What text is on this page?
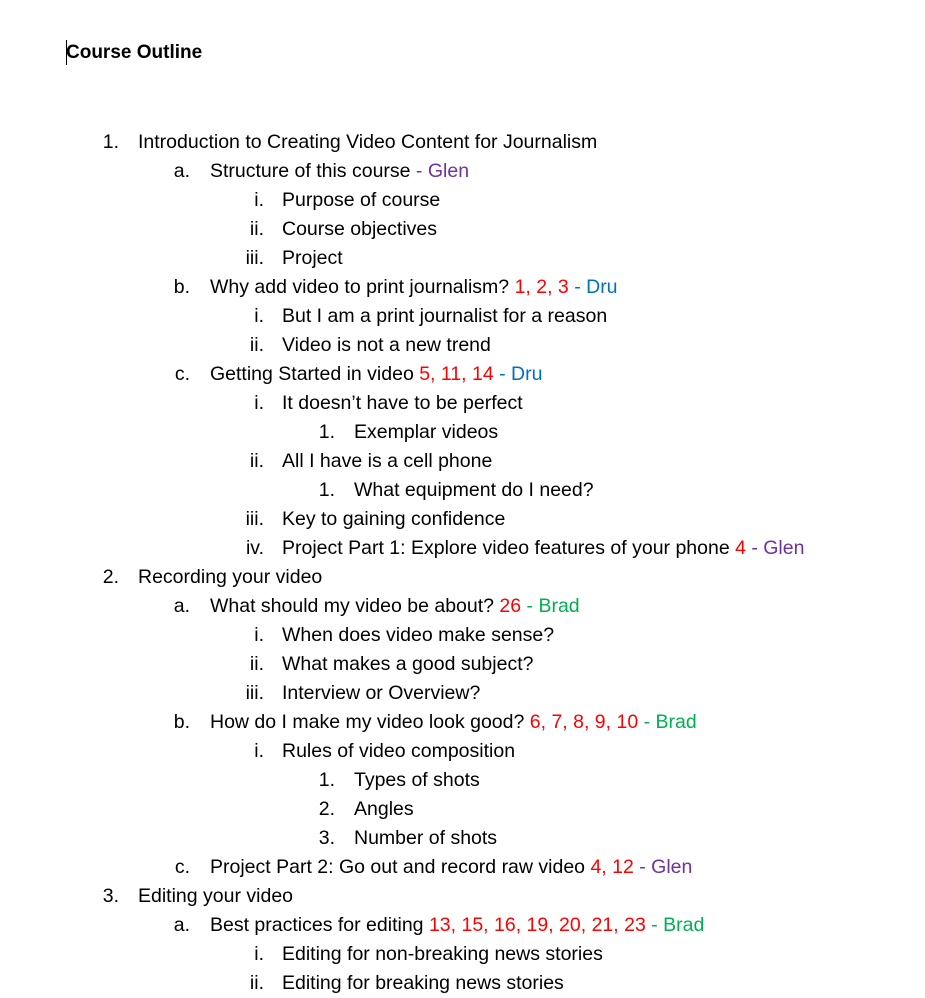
Course Outline
1. Introduction to Creating Video Content for Journalism
a. Structure of this course - Glen
i. Purpose of course
ii. Course objectives
iii. Project
b. Why add video to print journalism? 1, 2, 3 - Dru
i. But I am a print journalist for a reason
ii. Video is not a new trend
c. Getting Started in video 5, 11, 14 - Dru
i. It doesn’t have to be perfect
1. Exemplar videos
ii. All I have is a cell phone
1. What equipment do I need?
iii. Key to gaining confidence
iv. Project Part 1: Explore video features of your phone 4 - Glen
2. Recording your video
a. What should my video be about? 26 - Brad
i. When does video make sense?
ii. What makes a good subject?
iii. Interview or Overview?
b. How do I make my video look good? 6, 7, 8, 9, 10 - Brad
i. Rules of video composition
1. Types of shots
2. Angles
3. Number of shots
c. Project Part 2: Go out and record raw video 4, 12 - Glen
3. Editing your video
a. Best practices for editing 13, 15, 16, 19, 20, 21, 23 - Brad
i. Editing for non-breaking news stories
ii. Editing for breaking news stories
....................
◆ **WHAT YOU HAVE TO DO**
Return the material exactly as given, apart from the pictures.

◆ **COMPLETE OUTPUT**
What text is on this page?
Course Outline
1. Introduction to Creating Video Content for Journalism
a. Structure of this course - Glen
i. Purpose of course
ii. Course objectives
iii. Project
b. Why add video to print journalism? 1, 2, 3 - Dru
i. But I am a print journalist for a reason
ii. Video is not a new trend
c. Getting Started in video 5, 11, 14 - Dru
i. It doesn’t have to be perfect
1. Exemplar videos
ii. All I have is a cell phone
1. What equipment do I need?
iii. Key to gaining confidence
iv. Project Part 1: Explore video features of your phone 4 - Glen
2. Recording your video
a. What should my video be about? 26 - Brad
i. When does video make sense?
ii. What makes a good subject?
iii. Interview or Overview?
b. How do I make my video look good? 6, 7, 8, 9, 10 - Brad
i. Rules of video composition
1. Types of shots
2. Angles
3. Number of shots
c. Project Part 2: Go out and record raw video 4, 12 - Glen
3. Editing your video
a. Best practices for editing 13, 15, 16, 19, 20, 21, 23 - Brad
i. Editing for non-breaking news stories
ii. Editing for breaking news stories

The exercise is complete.